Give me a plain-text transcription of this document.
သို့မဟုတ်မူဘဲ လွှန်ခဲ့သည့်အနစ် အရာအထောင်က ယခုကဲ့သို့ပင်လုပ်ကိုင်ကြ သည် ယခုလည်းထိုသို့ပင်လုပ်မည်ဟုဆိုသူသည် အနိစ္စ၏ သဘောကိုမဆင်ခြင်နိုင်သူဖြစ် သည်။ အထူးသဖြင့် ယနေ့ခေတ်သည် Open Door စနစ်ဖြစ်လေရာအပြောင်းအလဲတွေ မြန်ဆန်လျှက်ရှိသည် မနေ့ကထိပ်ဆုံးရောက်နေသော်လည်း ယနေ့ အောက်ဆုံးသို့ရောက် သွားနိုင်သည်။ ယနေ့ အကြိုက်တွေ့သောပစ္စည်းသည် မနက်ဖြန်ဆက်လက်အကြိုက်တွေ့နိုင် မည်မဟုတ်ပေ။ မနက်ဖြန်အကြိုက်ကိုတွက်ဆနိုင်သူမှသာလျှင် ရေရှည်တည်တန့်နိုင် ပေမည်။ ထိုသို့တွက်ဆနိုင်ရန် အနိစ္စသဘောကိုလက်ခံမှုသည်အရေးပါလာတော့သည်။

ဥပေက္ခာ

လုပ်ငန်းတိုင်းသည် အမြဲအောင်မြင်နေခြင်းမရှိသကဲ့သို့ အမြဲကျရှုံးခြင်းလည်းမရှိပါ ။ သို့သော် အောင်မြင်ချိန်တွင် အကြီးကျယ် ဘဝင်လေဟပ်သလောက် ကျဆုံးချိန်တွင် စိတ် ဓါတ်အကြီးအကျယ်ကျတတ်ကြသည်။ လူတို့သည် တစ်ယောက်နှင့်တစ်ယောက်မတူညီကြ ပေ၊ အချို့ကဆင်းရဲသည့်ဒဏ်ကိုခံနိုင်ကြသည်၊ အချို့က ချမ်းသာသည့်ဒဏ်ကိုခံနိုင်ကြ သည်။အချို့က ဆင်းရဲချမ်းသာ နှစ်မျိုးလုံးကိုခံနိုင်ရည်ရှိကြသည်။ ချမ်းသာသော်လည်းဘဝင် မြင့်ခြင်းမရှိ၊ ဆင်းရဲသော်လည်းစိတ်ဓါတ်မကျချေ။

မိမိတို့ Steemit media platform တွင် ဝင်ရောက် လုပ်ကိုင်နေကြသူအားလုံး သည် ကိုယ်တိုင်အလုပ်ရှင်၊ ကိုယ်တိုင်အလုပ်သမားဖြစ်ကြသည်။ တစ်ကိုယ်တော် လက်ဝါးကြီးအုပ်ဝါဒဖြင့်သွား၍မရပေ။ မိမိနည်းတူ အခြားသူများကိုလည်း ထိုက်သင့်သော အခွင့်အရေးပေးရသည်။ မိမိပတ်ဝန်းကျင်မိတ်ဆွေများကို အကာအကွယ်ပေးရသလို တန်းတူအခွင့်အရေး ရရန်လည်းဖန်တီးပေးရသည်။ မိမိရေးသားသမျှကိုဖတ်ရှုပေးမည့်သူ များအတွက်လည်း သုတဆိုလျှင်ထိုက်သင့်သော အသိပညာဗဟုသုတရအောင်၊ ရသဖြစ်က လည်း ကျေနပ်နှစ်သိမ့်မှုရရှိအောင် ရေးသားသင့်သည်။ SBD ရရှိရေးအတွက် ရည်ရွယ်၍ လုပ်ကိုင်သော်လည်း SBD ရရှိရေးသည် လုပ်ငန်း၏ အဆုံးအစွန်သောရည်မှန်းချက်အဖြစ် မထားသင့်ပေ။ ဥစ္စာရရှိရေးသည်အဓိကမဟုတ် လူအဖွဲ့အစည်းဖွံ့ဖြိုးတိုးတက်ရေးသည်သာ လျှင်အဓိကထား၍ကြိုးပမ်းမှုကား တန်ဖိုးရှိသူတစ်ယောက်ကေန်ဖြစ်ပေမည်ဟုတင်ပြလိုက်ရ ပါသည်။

* * * * * * * * *

Exercise aim ▸ Go through the data and return every record exactly.

The solution ▸
Give me a plain-text transcription of this document.
သို့မဟုတ်မူဘဲ လွှန်ခဲ့သည့်အနစ် အရာအထောင်က ယခုကဲ့သို့ပင်လုပ်ကိုင်ကြ သည် ယခုလည်းထိုသို့ပင်လုပ်မည်ဟုဆိုသူသည် အနိစ္စ၏ သဘောကိုမဆင်ခြင်နိုင်သူဖြစ် သည်။ အထူးသဖြင့် ယနေ့ခေတ်သည် Open Door စနစ်ဖြစ်လေရာအပြောင်းအလဲတွေ မြန်ဆန်လျှက်ရှိသည် မနေ့ကထိပ်ဆုံးရောက်နေသော်လည်း ယနေ့ အောက်ဆုံးသို့ရောက် သွားနိုင်သည်။ ယနေ့ အကြိုက်တွေ့သောပစ္စည်းသည် မနက်ဖြန်ဆက်လက်အကြိုက်တွေ့နိုင် မည်မဟုတ်ပေ။ မနက်ဖြန်အကြိုက်ကိုတွက်ဆနိုင်သူမှသာလျှင် ရေရှည်တည်တန့်နိုင် ပေမည်။ ထိုသို့တွက်ဆနိုင်ရန် အနိစ္စသဘောကိုလက်ခံမှုသည်အရေးပါလာတော့သည်။

ဥပေက္ခာ

လုပ်ငန်းတိုင်းသည် အမြဲအောင်မြင်နေခြင်းမရှိသကဲ့သို့ အမြဲကျရှုံးခြင်းလည်းမရှိပါ ။ သို့သော် အောင်မြင်ချိန်တွင် အကြီးကျယ် ဘဝင်လေဟပ်သလောက် ကျဆုံးချိန်တွင် စိတ် ဓါတ်အကြီးအကျယ်ကျတတ်ကြသည်။ လူတို့သည် တစ်ယောက်နှင့်တစ်ယောက်မတူညီကြ ပေ၊ အချို့ကဆင်းရဲသည့်ဒဏ်ကိုခံနိုင်ကြသည်၊ အချို့က ချမ်းသာသည့်ဒဏ်ကိုခံနိုင်ကြ သည်။အချို့က ဆင်းရဲချမ်းသာ နှစ်မျိုးလုံးကိုခံနိုင်ရည်ရှိကြသည်။ ချမ်းသာသော်လည်းဘဝင် မြင့်ခြင်းမရှိ၊ ဆင်းရဲသော်လည်းစိတ်ဓါတ်မကျချေ။

မိမိတို့ Steemit media platform တွင် ဝင်ရောက် လုပ်ကိုင်နေကြသူအားလုံး သည် ကိုယ်တိုင်အလုပ်ရှင်၊ ကိုယ်တိုင်အလုပ်သမားဖြစ်ကြသည်။ တစ်ကိုယ်တော် လက်ဝါးကြီးအုပ်ဝါဒဖြင့်သွား၍မရပေ။ မိမိနည်းတူ အခြားသူများကိုလည်း ထိုက်သင့်သော အခွင့်အရေးပေးရသည်။ မိမိပတ်ဝန်းကျင်မိတ်ဆွေများကို အကာအကွယ်ပေးရသလို တန်းတူအခွင့်အရေး ရရန်လည်းဖန်တီးပေးရသည်။ မိမိရေးသားသမျှကိုဖတ်ရှုပေးမည့်သူ များအတွက်လည်း သုတဆိုလျှင်ထိုက်သင့်သော အသိပညာဗဟုသုတရအောင်၊ ရသဖြစ်က လည်း ကျေနပ်နှစ်သိမ့်မှုရရှိအောင် ရေးသားသင့်သည်။ SBD ရရှိရေးအတွက် ရည်ရွယ်၍ လုပ်ကိုင်သော်လည်း SBD ရရှိရေးသည် လုပ်ငန်း၏ အဆုံးအစွန်သောရည်မှန်းချက်အဖြစ် မထားသင့်ပေ။ ဥစ္စာရရှိရေးသည်အဓိကမဟုတ် လူအဖွဲ့အစည်းဖွံ့ဖြိုးတိုးတက်ရေးသည်သာ လျှင်အဓိကထား၍ကြိုးပမ်းမှုကား တန်ဖိုးရှိသူတစ်ယောက်ကေန်ဖြစ်ပေမည်ဟုတင်ပြလိုက်ရ ပါသည်။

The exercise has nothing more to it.